* [Material for the task]:
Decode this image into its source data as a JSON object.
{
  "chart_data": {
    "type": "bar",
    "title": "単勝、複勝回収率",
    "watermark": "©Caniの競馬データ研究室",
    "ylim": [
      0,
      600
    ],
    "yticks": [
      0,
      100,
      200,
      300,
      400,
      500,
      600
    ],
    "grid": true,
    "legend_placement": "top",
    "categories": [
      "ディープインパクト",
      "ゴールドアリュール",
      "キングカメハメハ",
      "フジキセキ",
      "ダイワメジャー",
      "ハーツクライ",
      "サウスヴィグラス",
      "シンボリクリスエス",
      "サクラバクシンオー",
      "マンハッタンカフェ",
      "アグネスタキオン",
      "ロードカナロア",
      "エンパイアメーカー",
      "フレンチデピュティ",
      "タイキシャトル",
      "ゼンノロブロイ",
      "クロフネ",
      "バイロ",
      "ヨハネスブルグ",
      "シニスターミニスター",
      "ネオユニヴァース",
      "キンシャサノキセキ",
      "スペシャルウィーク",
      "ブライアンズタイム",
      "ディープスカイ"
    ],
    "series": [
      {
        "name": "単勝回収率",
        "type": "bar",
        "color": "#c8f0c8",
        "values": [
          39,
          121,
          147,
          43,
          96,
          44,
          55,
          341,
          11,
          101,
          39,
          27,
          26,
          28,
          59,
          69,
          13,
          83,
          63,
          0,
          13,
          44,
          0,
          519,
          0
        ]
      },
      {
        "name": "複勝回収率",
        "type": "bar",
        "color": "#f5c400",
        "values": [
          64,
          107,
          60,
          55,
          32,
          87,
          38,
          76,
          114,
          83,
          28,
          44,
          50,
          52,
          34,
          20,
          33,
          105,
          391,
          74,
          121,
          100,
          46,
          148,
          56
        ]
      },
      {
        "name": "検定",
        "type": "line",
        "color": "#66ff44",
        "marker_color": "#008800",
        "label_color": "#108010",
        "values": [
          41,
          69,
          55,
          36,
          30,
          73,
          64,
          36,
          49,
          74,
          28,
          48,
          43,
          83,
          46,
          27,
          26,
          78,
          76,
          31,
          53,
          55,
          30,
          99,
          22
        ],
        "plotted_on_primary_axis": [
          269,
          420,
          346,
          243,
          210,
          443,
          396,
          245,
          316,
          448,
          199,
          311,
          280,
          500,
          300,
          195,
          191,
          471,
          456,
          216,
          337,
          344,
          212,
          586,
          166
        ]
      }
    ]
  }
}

* [Exercise aim]: Output all preceding records character for character.

* [Reply]:
Decode this image into its source data as a JSON object.
{
  "chart_data": {
    "type": "bar",
    "title": "単勝、複勝回収率",
    "watermark": "©Caniの競馬データ研究室",
    "ylim": [
      0,
      600
    ],
    "yticks": [
      0,
      100,
      200,
      300,
      400,
      500,
      600
    ],
    "grid": true,
    "legend_placement": "top",
    "categories": [
      "ディープインパクト",
      "ゴールドアリュール",
      "キングカメハメハ",
      "フジキセキ",
      "ダイワメジャー",
      "ハーツクライ",
      "サウスヴィグラス",
      "シンボリクリスエス",
      "サクラバクシンオー",
      "マンハッタンカフェ",
      "アグネスタキオン",
      "ロードカナロア",
      "エンパイアメーカー",
      "フレンチデピュティ",
      "タイキシャトル",
      "ゼンノロブロイ",
      "クロフネ",
      "バイロ",
      "ヨハネスブルグ",
      "シニスターミニスター",
      "ネオユニヴァース",
      "キンシャサノキセキ",
      "スペシャルウィーク",
      "ブライアンズタイム",
      "ディープスカイ"
    ],
    "series": [
      {
        "name": "単勝回収率",
        "type": "bar",
        "color": "#c8f0c8",
        "values": [
          39,
          121,
          147,
          43,
          96,
          44,
          55,
          341,
          11,
          101,
          39,
          27,
          26,
          28,
          59,
          69,
          13,
          83,
          63,
          0,
          13,
          44,
          0,
          519,
          0
        ]
      },
      {
        "name": "複勝回収率",
        "type": "bar",
        "color": "#f5c400",
        "values": [
          64,
          107,
          60,
          55,
          32,
          87,
          38,
          76,
          114,
          83,
          28,
          44,
          50,
          52,
          34,
          20,
          33,
          105,
          391,
          74,
          121,
          100,
          46,
          148,
          56
        ]
      },
      {
        "name": "検定",
        "type": "line",
        "color": "#66ff44",
        "marker_color": "#008800",
        "label_color": "#108010",
        "values": [
          41,
          69,
          55,
          36,
          30,
          73,
          64,
          36,
          49,
          74,
          28,
          48,
          43,
          83,
          46,
          27,
          26,
          78,
          76,
          31,
          53,
          55,
          30,
          99,
          22
        ],
        "plotted_on_primary_axis": [
          269,
          420,
          346,
          243,
          210,
          443,
          396,
          245,
          316,
          448,
          199,
          311,
          280,
          500,
          300,
          195,
          191,
          471,
          456,
          216,
          337,
          344,
          212,
          586,
          166
        ]
      }
    ]
  }
}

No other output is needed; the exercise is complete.